DATA SUPPLIED –
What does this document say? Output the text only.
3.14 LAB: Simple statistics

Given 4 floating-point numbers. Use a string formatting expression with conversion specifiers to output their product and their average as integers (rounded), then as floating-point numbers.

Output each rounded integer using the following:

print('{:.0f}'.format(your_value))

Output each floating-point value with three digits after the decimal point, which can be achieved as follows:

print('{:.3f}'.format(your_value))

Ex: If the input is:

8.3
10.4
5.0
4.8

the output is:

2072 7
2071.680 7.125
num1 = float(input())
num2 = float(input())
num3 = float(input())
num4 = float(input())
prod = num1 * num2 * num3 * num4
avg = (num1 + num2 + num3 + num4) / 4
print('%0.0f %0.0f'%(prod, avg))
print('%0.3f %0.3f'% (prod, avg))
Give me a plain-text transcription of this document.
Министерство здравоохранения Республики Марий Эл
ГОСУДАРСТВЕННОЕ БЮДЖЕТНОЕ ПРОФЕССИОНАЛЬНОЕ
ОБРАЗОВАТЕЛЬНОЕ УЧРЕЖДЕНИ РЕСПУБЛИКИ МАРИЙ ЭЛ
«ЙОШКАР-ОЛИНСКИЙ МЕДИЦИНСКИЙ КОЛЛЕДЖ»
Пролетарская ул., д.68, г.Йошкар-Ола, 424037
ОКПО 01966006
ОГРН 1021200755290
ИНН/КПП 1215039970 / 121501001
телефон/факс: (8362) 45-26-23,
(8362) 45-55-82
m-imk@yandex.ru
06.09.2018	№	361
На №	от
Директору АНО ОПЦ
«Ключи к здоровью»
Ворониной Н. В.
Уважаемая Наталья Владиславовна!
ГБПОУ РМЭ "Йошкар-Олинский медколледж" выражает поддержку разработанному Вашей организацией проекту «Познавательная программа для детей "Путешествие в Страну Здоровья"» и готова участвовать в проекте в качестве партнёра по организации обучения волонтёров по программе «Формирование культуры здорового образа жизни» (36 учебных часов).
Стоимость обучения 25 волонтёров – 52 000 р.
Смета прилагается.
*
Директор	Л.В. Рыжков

TASK TO CARRY OUT – Print the listing above in its entirety, with every line exact.

RESPONSE TO THE EXERCISE –
What does this document say? Output the text only.
3.14 LAB: Simple statistics

Given 4 floating-point numbers. Use a string formatting expression with conversion specifiers to output their product and their average as integers (rounded), then as floating-point numbers.

Output each rounded integer using the following:

print('{:.0f}'.format(your_value))

Output each floating-point value with three digits after the decimal point, which can be achieved as follows:

print('{:.3f}'.format(your_value))

Ex: If the input is:

8.3
10.4
5.0
4.8

the output is:

2072 7
2071.680 7.125
num1 = float(input())
num2 = float(input())
num3 = float(input())
num4 = float(input())
prod = num1 * num2 * num3 * num4
avg = (num1 + num2 + num3 + num4) / 4
print('%0.0f %0.0f'%(prod, avg))
print('%0.3f %0.3f'% (prod, avg))
Give me a plain-text transcription of this document.
Министерство здравоохранения Республики Марий Эл
ГОСУДАРСТВЕННОЕ БЮДЖЕТНОЕ ПРОФЕССИОНАЛЬНОЕ
ОБРАЗОВАТЕЛЬНОЕ УЧРЕЖДЕНИ РЕСПУБЛИКИ МАРИЙ ЭЛ
«ЙОШКАР-ОЛИНСКИЙ МЕДИЦИНСКИЙ КОЛЛЕДЖ»
Пролетарская ул., д.68, г.Йошкар-Ола, 424037
ОКПО 01966006
ОГРН 1021200755290
ИНН/КПП 1215039970 / 121501001
телефон/факс: (8362) 45-26-23,
(8362) 45-55-82
m-imk@yandex.ru
06.09.2018	№	361
На №	от
Директору АНО ОПЦ
«Ключи к здоровью»
Ворониной Н. В.
Уважаемая Наталья Владиславовна!
ГБПОУ РМЭ "Йошкар-Олинский медколледж" выражает поддержку разработанному Вашей организацией проекту «Познавательная программа для детей "Путешествие в Страну Здоровья"» и готова участвовать в проекте в качестве партнёра по организации обучения волонтёров по программе «Формирование культуры здорового образа жизни» (36 учебных часов).
Стоимость обучения 25 волонтёров – 52 000 р.
Смета прилагается.
*
Директор	Л.В. Рыжков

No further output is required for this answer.